_Requirements_
Write out the material again exactly, please, and omit the pictures.

:: Records for this task ::

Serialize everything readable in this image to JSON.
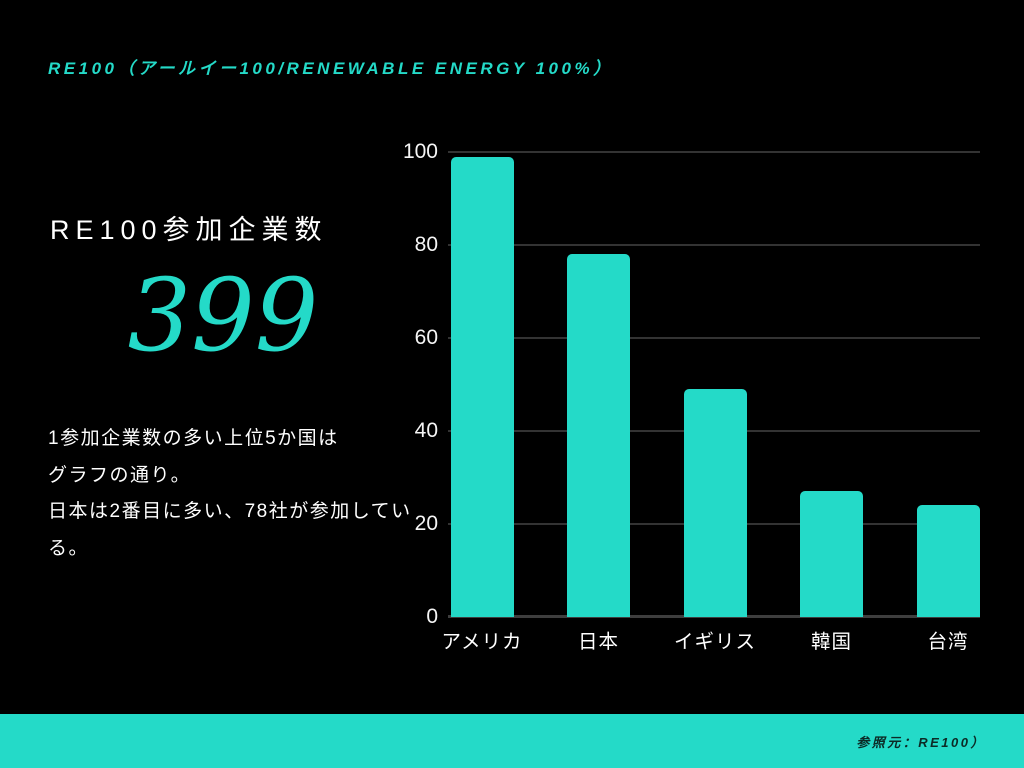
{
  "slide": {
    "title": "RE100（アールイー100/RENEWABLE ENERGY 100%）",
    "stat_label": "RE100参加企業数",
    "stat_value": "399",
    "body_text": "1参加企業数の多い上位5か国は\nグラフの通り。\n日本は2番目に多い、78社が参加してい\nる。",
    "footer_source": "参照元：RE100）"
  },
  "colors": {
    "accent": "#24dac8",
    "background": "#000000",
    "text": "#ffffff",
    "gridline": "#333333",
    "footer_text": "#0c2a26"
  },
  "chart_data": {
    "type": "bar",
    "categories": [
      "アメリカ",
      "日本",
      "イギリス",
      "韓国",
      "台湾"
    ],
    "values": [
      99,
      78,
      49,
      27,
      24
    ],
    "title": "",
    "xlabel": "",
    "ylabel": "",
    "ylim": [
      0,
      100
    ],
    "yticks": [
      0,
      20,
      40,
      60,
      80,
      100
    ],
    "grid": true,
    "legend": false,
    "bar_color": "#24dac8"
  }
}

:::

_Response_
Serialize everything readable in this image to JSON.
{
  "slide": {
    "title": "RE100（アールイー100/RENEWABLE ENERGY 100%）",
    "stat_label": "RE100参加企業数",
    "stat_value": "399",
    "body_text": "1参加企業数の多い上位5か国は\nグラフの通り。\n日本は2番目に多い、78社が参加してい\nる。",
    "footer_source": "参照元：RE100）"
  },
  "colors": {
    "accent": "#24dac8",
    "background": "#000000",
    "text": "#ffffff",
    "gridline": "#333333",
    "footer_text": "#0c2a26"
  },
  "chart_data": {
    "type": "bar",
    "categories": [
      "アメリカ",
      "日本",
      "イギリス",
      "韓国",
      "台湾"
    ],
    "values": [
      99,
      78,
      49,
      27,
      24
    ],
    "title": "",
    "xlabel": "",
    "ylabel": "",
    "ylim": [
      0,
      100
    ],
    "yticks": [
      0,
      20,
      40,
      60,
      80,
      100
    ],
    "grid": true,
    "legend": false,
    "bar_color": "#24dac8"
  }
}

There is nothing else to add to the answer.